WORK TO DO> Repeat the material below exactly, with no pictures.
──────── WORKING DATA
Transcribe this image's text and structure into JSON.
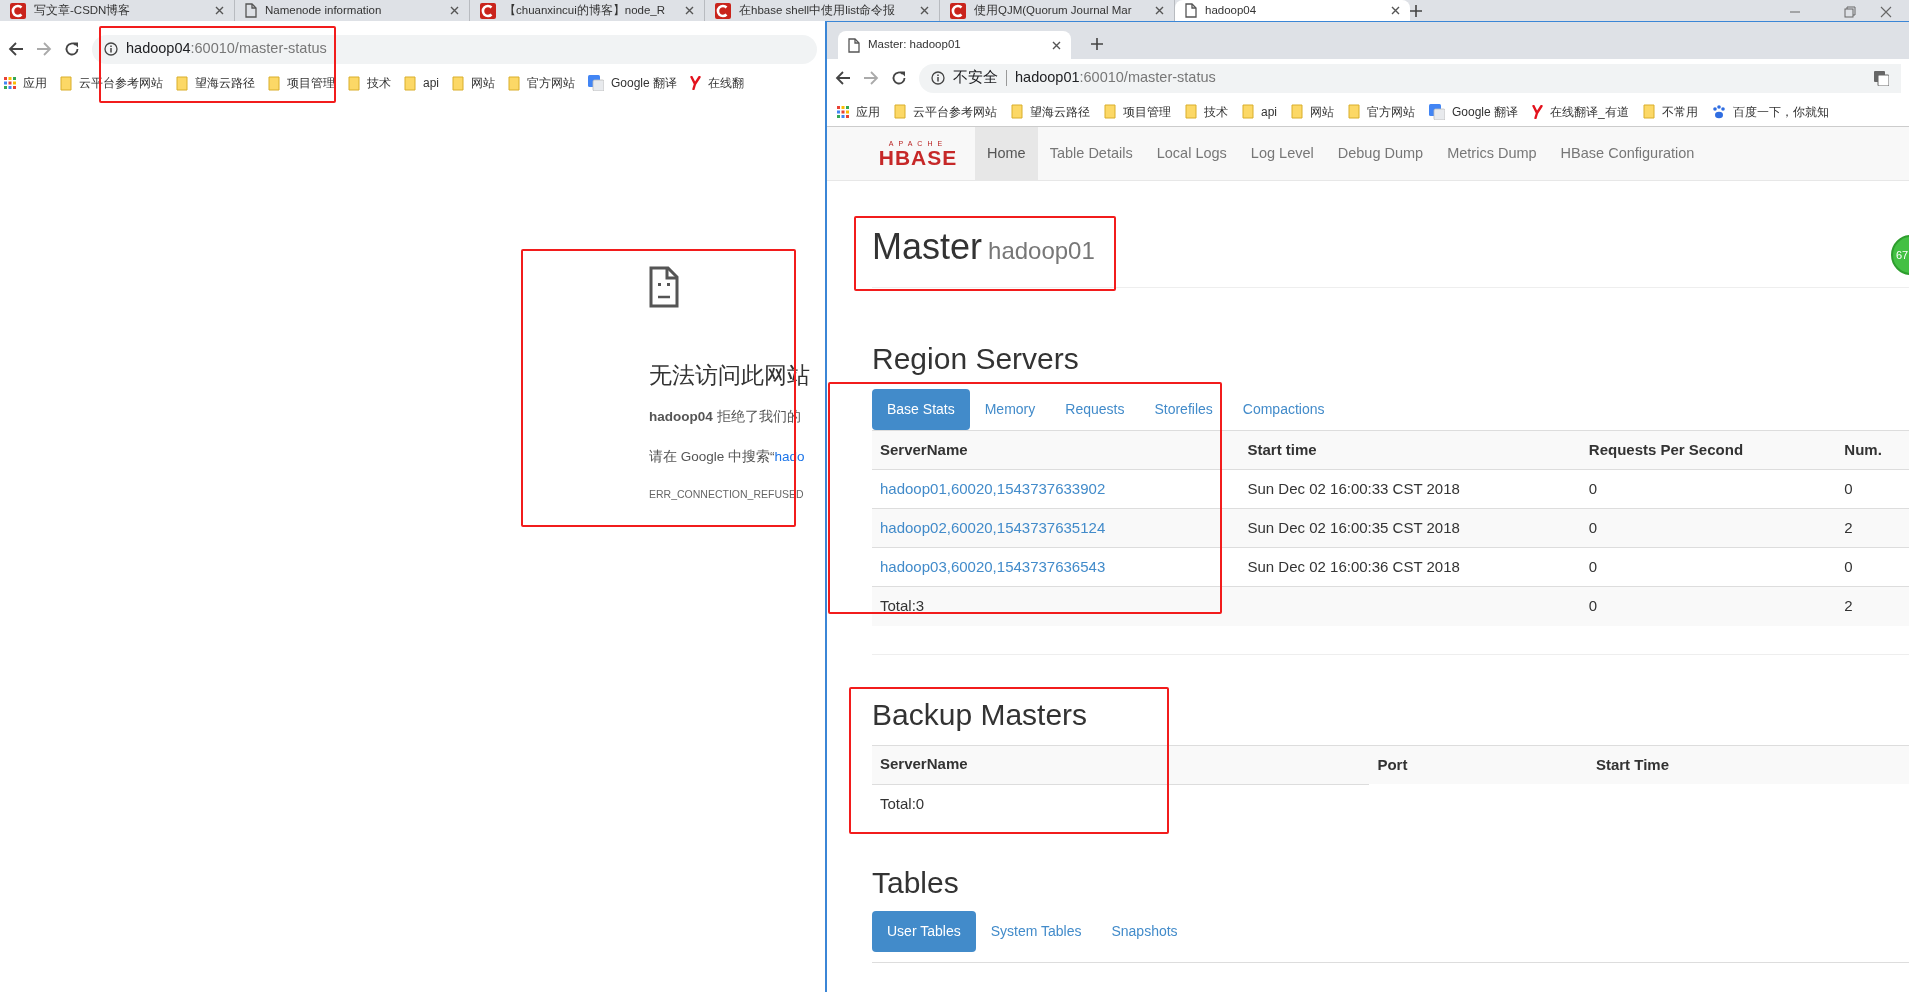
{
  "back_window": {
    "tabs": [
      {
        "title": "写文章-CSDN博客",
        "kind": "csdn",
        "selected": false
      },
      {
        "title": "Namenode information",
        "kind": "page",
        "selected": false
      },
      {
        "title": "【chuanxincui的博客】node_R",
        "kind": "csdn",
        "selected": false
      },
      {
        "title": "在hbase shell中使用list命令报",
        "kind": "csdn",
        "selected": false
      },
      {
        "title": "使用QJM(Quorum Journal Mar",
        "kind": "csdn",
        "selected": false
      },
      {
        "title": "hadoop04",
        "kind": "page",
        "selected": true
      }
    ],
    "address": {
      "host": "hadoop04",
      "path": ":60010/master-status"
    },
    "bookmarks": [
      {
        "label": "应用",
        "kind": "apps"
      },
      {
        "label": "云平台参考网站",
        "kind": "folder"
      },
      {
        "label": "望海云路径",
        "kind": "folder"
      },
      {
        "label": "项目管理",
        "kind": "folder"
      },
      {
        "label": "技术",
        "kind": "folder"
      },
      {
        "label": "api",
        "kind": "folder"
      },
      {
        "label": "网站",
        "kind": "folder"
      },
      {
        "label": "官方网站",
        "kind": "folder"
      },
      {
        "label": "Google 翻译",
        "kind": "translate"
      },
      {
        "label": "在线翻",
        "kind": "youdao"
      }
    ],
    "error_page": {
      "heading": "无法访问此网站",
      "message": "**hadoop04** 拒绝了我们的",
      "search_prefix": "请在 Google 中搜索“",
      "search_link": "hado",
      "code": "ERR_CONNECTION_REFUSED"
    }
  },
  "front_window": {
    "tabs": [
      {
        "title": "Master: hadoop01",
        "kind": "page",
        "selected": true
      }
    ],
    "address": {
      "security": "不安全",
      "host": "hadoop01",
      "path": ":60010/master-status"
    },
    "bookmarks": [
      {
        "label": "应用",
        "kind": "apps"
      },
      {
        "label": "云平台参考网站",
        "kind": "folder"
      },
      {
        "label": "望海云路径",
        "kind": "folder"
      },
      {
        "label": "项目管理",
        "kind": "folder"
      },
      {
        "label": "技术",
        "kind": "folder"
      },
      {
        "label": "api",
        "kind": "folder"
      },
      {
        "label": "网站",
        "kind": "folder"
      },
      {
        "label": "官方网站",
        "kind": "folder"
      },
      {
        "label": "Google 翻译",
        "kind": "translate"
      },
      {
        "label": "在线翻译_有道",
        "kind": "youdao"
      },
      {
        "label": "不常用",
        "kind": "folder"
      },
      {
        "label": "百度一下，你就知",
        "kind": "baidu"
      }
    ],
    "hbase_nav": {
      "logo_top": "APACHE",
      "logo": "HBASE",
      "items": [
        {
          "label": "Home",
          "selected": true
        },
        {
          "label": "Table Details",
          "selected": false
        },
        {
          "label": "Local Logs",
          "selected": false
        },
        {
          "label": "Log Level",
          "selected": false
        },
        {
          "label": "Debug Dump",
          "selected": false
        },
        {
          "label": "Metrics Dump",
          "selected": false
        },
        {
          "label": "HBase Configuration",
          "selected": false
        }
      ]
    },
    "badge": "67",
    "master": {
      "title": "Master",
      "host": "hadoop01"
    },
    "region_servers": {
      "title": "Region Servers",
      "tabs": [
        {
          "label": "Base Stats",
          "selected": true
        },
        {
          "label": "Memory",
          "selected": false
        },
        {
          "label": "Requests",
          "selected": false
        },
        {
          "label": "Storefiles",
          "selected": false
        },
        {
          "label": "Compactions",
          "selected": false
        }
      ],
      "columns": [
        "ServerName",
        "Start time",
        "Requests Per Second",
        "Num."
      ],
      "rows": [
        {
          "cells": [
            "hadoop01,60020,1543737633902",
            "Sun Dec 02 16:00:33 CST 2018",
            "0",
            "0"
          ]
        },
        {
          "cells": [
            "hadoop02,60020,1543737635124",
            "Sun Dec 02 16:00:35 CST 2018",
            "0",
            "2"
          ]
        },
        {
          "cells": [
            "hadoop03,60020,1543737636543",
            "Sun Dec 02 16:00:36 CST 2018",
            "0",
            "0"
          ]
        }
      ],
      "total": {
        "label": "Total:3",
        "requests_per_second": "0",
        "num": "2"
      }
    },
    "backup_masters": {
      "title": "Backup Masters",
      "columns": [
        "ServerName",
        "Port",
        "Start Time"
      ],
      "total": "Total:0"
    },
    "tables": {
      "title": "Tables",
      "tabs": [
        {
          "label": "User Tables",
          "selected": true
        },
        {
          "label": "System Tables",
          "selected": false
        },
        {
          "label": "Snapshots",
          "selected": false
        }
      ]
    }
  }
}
────────────────
RESPONSE>
Transcribe this image's text and structure into JSON.
{
  "back_window": {
    "tabs": [
      {
        "title": "写文章-CSDN博客",
        "kind": "csdn",
        "selected": false
      },
      {
        "title": "Namenode information",
        "kind": "page",
        "selected": false
      },
      {
        "title": "【chuanxincui的博客】node_R",
        "kind": "csdn",
        "selected": false
      },
      {
        "title": "在hbase shell中使用list命令报",
        "kind": "csdn",
        "selected": false
      },
      {
        "title": "使用QJM(Quorum Journal Mar",
        "kind": "csdn",
        "selected": false
      },
      {
        "title": "hadoop04",
        "kind": "page",
        "selected": true
      }
    ],
    "address": {
      "host": "hadoop04",
      "path": ":60010/master-status"
    },
    "bookmarks": [
      {
        "label": "应用",
        "kind": "apps"
      },
      {
        "label": "云平台参考网站",
        "kind": "folder"
      },
      {
        "label": "望海云路径",
        "kind": "folder"
      },
      {
        "label": "项目管理",
        "kind": "folder"
      },
      {
        "label": "技术",
        "kind": "folder"
      },
      {
        "label": "api",
        "kind": "folder"
      },
      {
        "label": "网站",
        "kind": "folder"
      },
      {
        "label": "官方网站",
        "kind": "folder"
      },
      {
        "label": "Google 翻译",
        "kind": "translate"
      },
      {
        "label": "在线翻",
        "kind": "youdao"
      }
    ],
    "error_page": {
      "heading": "无法访问此网站",
      "message": "**hadoop04** 拒绝了我们的",
      "search_prefix": "请在 Google 中搜索“",
      "search_link": "hado",
      "code": "ERR_CONNECTION_REFUSED"
    }
  },
  "front_window": {
    "tabs": [
      {
        "title": "Master: hadoop01",
        "kind": "page",
        "selected": true
      }
    ],
    "address": {
      "security": "不安全",
      "host": "hadoop01",
      "path": ":60010/master-status"
    },
    "bookmarks": [
      {
        "label": "应用",
        "kind": "apps"
      },
      {
        "label": "云平台参考网站",
        "kind": "folder"
      },
      {
        "label": "望海云路径",
        "kind": "folder"
      },
      {
        "label": "项目管理",
        "kind": "folder"
      },
      {
        "label": "技术",
        "kind": "folder"
      },
      {
        "label": "api",
        "kind": "folder"
      },
      {
        "label": "网站",
        "kind": "folder"
      },
      {
        "label": "官方网站",
        "kind": "folder"
      },
      {
        "label": "Google 翻译",
        "kind": "translate"
      },
      {
        "label": "在线翻译_有道",
        "kind": "youdao"
      },
      {
        "label": "不常用",
        "kind": "folder"
      },
      {
        "label": "百度一下，你就知",
        "kind": "baidu"
      }
    ],
    "hbase_nav": {
      "logo_top": "APACHE",
      "logo": "HBASE",
      "items": [
        {
          "label": "Home",
          "selected": true
        },
        {
          "label": "Table Details",
          "selected": false
        },
        {
          "label": "Local Logs",
          "selected": false
        },
        {
          "label": "Log Level",
          "selected": false
        },
        {
          "label": "Debug Dump",
          "selected": false
        },
        {
          "label": "Metrics Dump",
          "selected": false
        },
        {
          "label": "HBase Configuration",
          "selected": false
        }
      ]
    },
    "badge": "67",
    "master": {
      "title": "Master",
      "host": "hadoop01"
    },
    "region_servers": {
      "title": "Region Servers",
      "tabs": [
        {
          "label": "Base Stats",
          "selected": true
        },
        {
          "label": "Memory",
          "selected": false
        },
        {
          "label": "Requests",
          "selected": false
        },
        {
          "label": "Storefiles",
          "selected": false
        },
        {
          "label": "Compactions",
          "selected": false
        }
      ],
      "columns": [
        "ServerName",
        "Start time",
        "Requests Per Second",
        "Num."
      ],
      "rows": [
        {
          "cells": [
            "hadoop01,60020,1543737633902",
            "Sun Dec 02 16:00:33 CST 2018",
            "0",
            "0"
          ]
        },
        {
          "cells": [
            "hadoop02,60020,1543737635124",
            "Sun Dec 02 16:00:35 CST 2018",
            "0",
            "2"
          ]
        },
        {
          "cells": [
            "hadoop03,60020,1543737636543",
            "Sun Dec 02 16:00:36 CST 2018",
            "0",
            "0"
          ]
        }
      ],
      "total": {
        "label": "Total:3",
        "requests_per_second": "0",
        "num": "2"
      }
    },
    "backup_masters": {
      "title": "Backup Masters",
      "columns": [
        "ServerName",
        "Port",
        "Start Time"
      ],
      "total": "Total:0"
    },
    "tables": {
      "title": "Tables",
      "tabs": [
        {
          "label": "User Tables",
          "selected": true
        },
        {
          "label": "System Tables",
          "selected": false
        },
        {
          "label": "Snapshots",
          "selected": false
        }
      ]
    }
  }
}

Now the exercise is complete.